_EXERCISE DESCRIPTION_
Go through the material below and copy each line where the word "комплекса" appears.

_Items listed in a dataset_
----

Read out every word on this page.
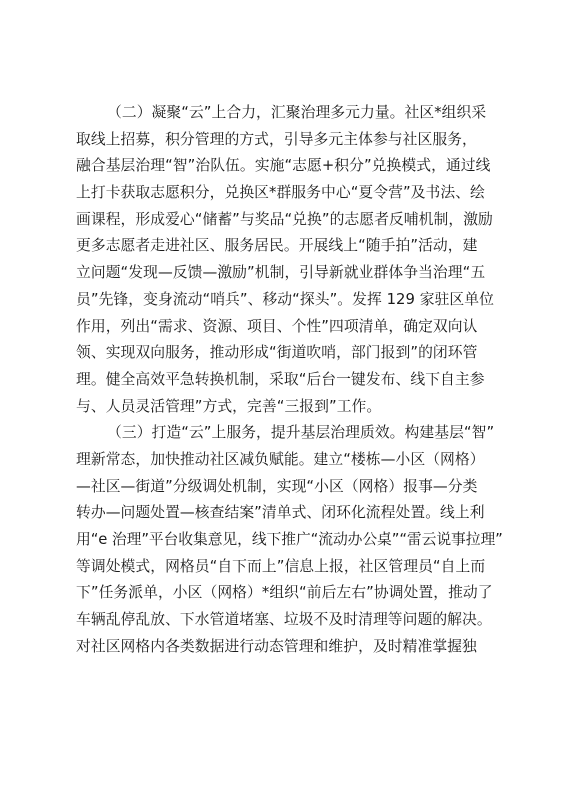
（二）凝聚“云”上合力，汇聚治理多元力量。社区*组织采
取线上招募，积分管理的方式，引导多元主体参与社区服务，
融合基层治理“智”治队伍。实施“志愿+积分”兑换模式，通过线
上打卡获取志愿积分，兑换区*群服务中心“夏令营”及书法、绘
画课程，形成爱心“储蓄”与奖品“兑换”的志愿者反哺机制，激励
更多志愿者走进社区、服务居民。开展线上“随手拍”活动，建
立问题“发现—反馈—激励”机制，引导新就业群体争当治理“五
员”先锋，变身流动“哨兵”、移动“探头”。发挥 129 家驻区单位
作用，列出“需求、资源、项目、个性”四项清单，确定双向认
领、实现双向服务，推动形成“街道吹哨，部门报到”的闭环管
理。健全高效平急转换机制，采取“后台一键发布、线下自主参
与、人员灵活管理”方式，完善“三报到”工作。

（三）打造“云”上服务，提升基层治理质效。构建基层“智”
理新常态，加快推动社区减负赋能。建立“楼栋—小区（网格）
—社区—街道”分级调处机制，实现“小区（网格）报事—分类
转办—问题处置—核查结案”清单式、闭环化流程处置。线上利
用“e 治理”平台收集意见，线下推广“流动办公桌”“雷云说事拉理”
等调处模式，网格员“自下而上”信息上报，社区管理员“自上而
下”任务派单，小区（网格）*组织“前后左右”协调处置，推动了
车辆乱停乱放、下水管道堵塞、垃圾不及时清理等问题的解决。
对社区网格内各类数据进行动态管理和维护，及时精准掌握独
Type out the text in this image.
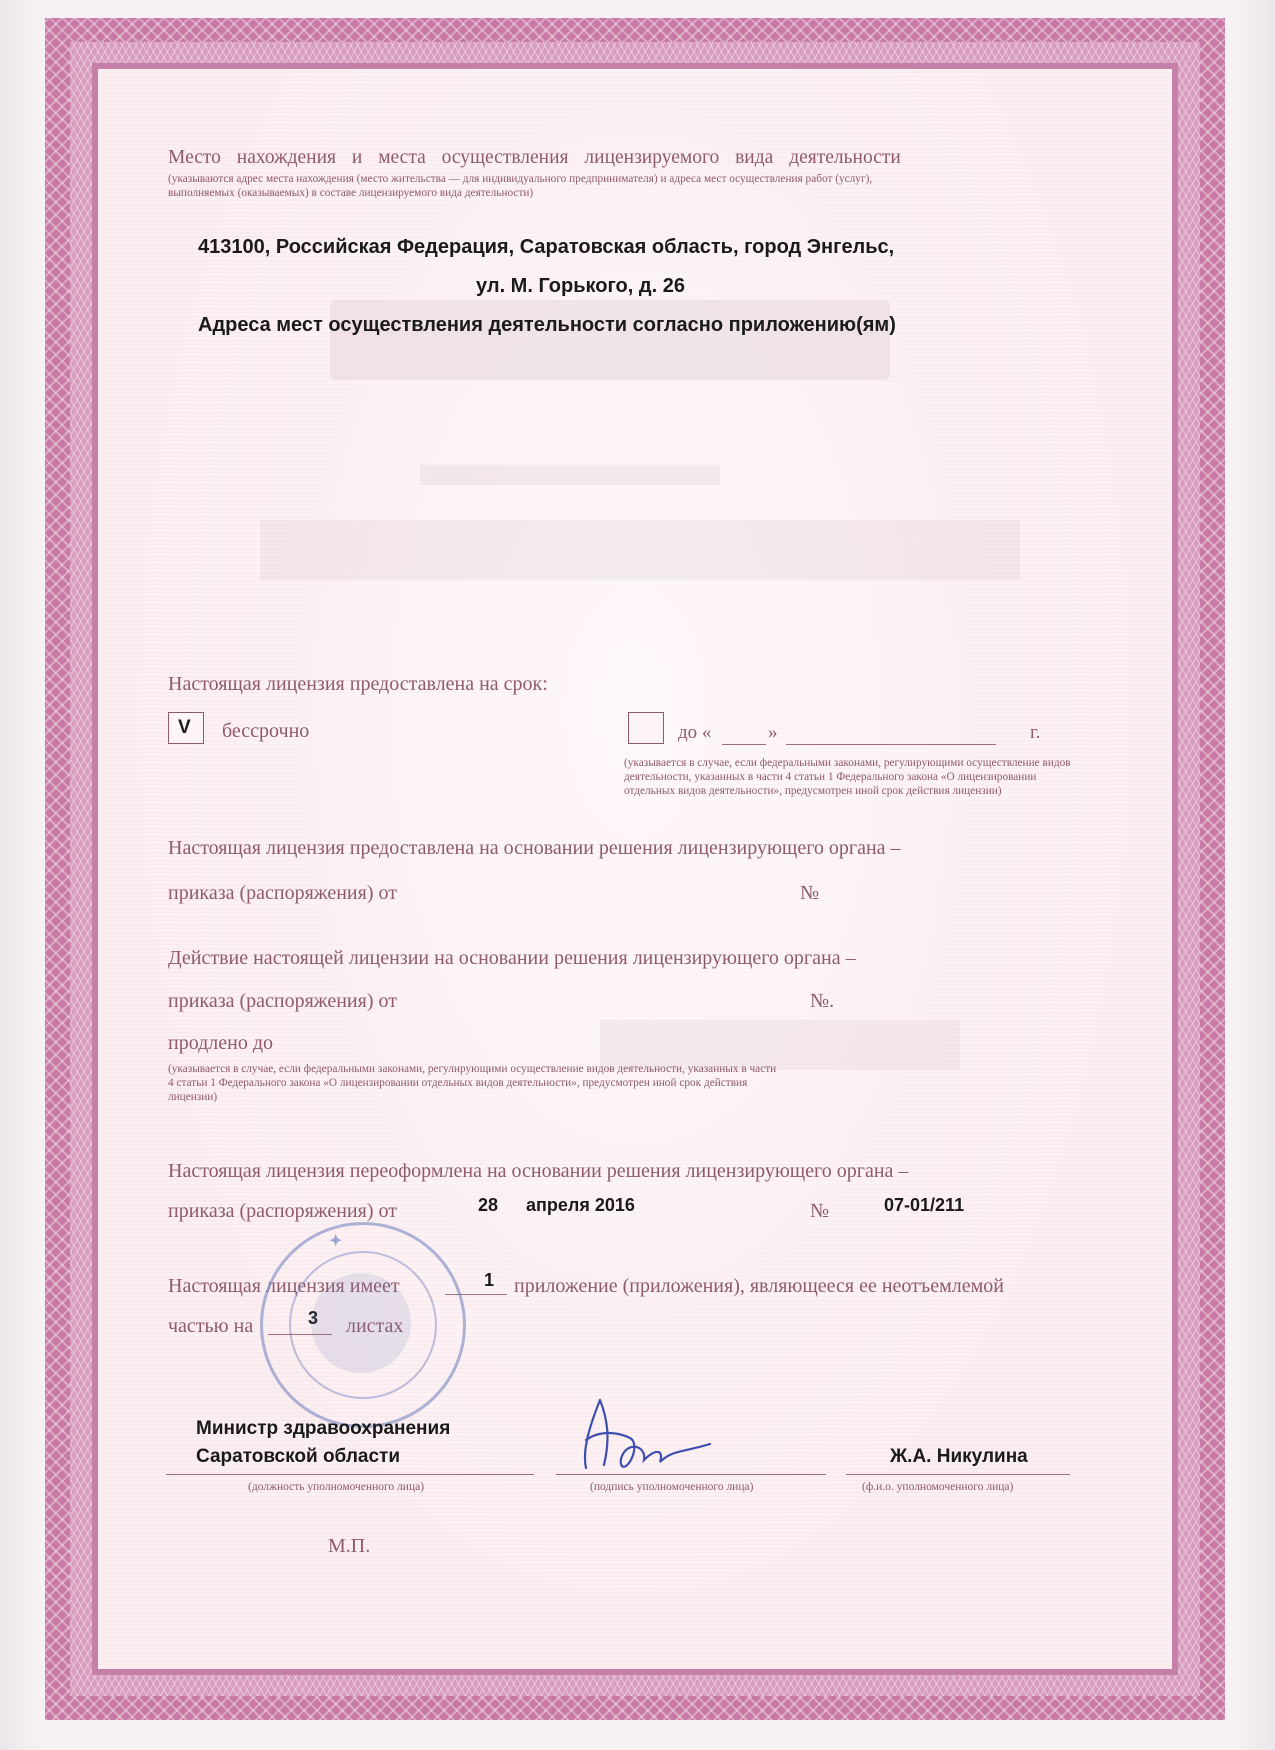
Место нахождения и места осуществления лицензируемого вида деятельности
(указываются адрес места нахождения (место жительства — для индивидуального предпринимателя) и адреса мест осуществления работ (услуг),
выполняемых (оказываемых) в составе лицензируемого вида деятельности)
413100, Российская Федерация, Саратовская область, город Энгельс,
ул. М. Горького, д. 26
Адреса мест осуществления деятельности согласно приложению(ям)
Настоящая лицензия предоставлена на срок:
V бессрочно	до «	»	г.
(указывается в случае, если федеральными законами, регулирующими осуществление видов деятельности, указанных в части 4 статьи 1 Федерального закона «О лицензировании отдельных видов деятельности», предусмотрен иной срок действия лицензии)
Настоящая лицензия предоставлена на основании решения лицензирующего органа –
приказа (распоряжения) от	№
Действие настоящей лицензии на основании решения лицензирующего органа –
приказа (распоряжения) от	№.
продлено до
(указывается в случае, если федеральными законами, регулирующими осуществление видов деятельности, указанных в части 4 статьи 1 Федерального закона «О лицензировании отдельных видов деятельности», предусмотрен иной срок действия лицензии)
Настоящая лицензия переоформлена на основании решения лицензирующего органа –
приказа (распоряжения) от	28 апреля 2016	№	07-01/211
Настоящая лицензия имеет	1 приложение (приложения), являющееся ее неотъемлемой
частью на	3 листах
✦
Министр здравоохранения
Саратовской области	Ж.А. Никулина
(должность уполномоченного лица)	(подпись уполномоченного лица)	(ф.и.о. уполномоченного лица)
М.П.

----

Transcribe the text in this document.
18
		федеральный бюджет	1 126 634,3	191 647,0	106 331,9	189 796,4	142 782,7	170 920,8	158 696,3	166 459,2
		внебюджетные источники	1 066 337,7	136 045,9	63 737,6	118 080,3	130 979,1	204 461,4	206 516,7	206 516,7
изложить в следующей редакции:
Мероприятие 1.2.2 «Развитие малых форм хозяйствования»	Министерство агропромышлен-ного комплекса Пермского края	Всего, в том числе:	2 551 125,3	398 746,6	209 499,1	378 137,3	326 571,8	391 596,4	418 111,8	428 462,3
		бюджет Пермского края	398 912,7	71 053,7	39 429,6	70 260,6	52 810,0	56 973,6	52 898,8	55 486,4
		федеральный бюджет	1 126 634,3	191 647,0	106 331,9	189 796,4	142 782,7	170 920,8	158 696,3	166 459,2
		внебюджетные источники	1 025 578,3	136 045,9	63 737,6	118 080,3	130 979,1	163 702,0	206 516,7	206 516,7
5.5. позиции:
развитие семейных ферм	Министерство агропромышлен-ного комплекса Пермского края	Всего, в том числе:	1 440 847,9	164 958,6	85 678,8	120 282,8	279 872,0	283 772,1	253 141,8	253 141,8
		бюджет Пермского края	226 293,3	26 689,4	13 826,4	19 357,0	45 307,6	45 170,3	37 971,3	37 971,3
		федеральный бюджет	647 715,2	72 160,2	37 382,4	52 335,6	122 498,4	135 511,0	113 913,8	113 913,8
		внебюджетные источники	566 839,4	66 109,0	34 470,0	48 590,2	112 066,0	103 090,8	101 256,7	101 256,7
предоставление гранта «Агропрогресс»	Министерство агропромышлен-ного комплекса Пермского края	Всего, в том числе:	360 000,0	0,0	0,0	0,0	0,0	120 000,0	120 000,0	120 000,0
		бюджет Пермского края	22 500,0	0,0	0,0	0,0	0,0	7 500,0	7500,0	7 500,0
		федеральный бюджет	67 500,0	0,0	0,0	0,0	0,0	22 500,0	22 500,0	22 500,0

----

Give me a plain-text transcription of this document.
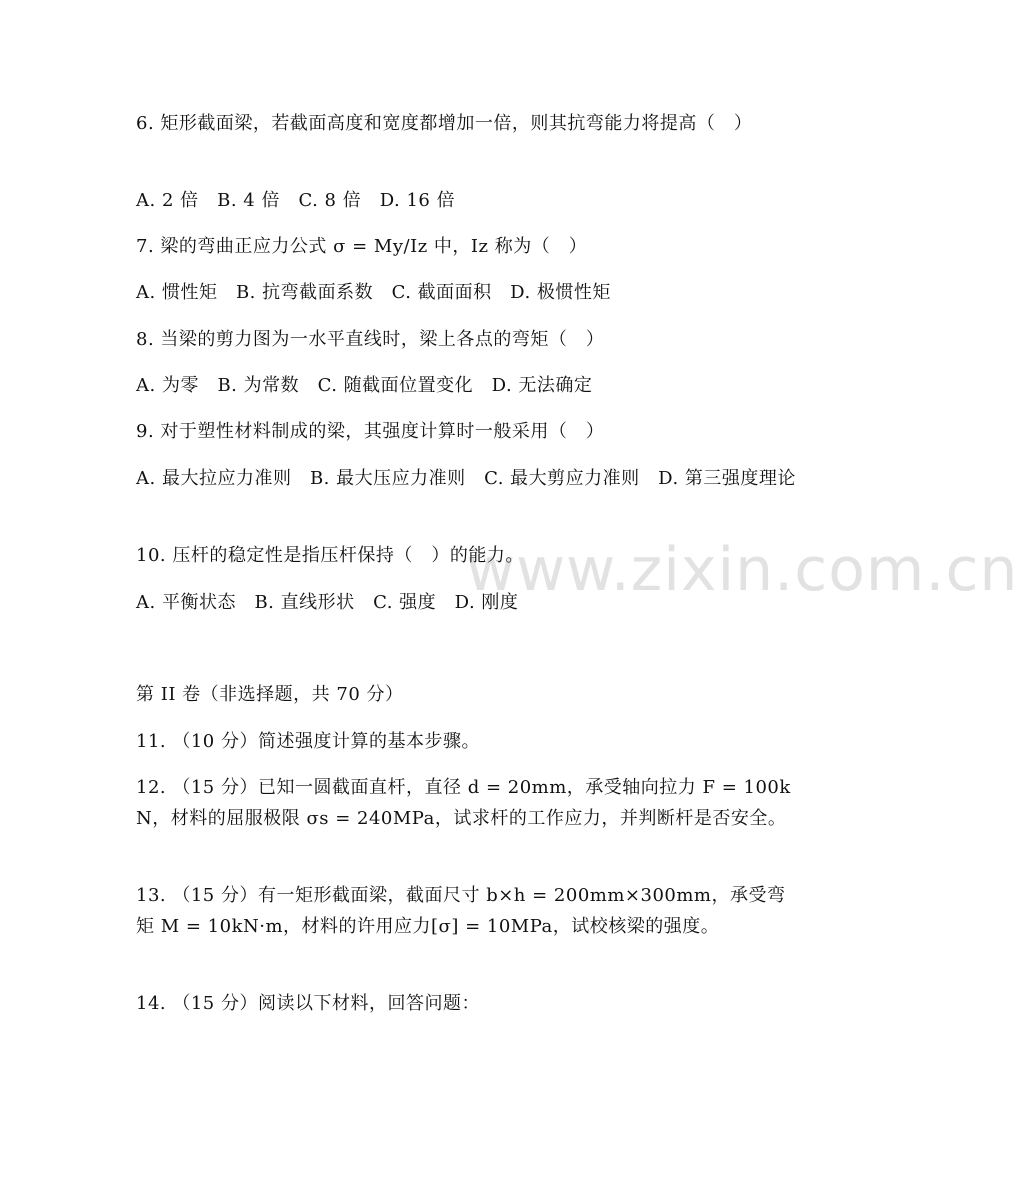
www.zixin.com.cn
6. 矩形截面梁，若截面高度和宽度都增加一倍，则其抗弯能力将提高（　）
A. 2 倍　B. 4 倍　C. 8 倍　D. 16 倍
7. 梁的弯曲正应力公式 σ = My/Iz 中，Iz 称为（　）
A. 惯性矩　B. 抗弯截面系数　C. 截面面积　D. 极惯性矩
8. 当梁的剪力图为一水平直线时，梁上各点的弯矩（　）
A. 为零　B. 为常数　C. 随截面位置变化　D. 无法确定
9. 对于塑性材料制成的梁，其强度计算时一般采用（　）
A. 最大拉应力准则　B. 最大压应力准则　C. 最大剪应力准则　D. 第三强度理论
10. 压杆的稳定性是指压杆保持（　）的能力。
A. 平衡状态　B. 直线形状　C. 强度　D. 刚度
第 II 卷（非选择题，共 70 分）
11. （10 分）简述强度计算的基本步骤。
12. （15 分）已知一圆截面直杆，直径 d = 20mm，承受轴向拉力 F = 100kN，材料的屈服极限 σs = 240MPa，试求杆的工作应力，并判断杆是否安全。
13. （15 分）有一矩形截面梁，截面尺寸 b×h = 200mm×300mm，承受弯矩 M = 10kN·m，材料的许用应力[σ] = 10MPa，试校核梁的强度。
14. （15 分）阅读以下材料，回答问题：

----

_ANSWER BELOW_
Мероприятие 1.2.2 «Развитие малых форм хозяйствования»	Министерство агропромышлен-ного комплекса Пермского края	Всего, в том числе:	2 551 125,3	398 746,6	209 499,1	378 137,3	326 571,8	391 596,4	418 111,8	428 462,3
развитие семейных ферм	Министерство агропромышлен-ного комплекса Пермского края	Всего, в том числе:	1 440 847,9	164 958,6	85 678,8	120 282,8	279 872,0	283 772,1	253 141,8	253 141,8
предоставление гранта «Агропрогресс»	Министерство агропромышлен-ного комплекса Пермского края	Всего, в том числе:	360 000,0	0,0	0,0	0,0	0,0	120 000,0	120 000,0	120 000,0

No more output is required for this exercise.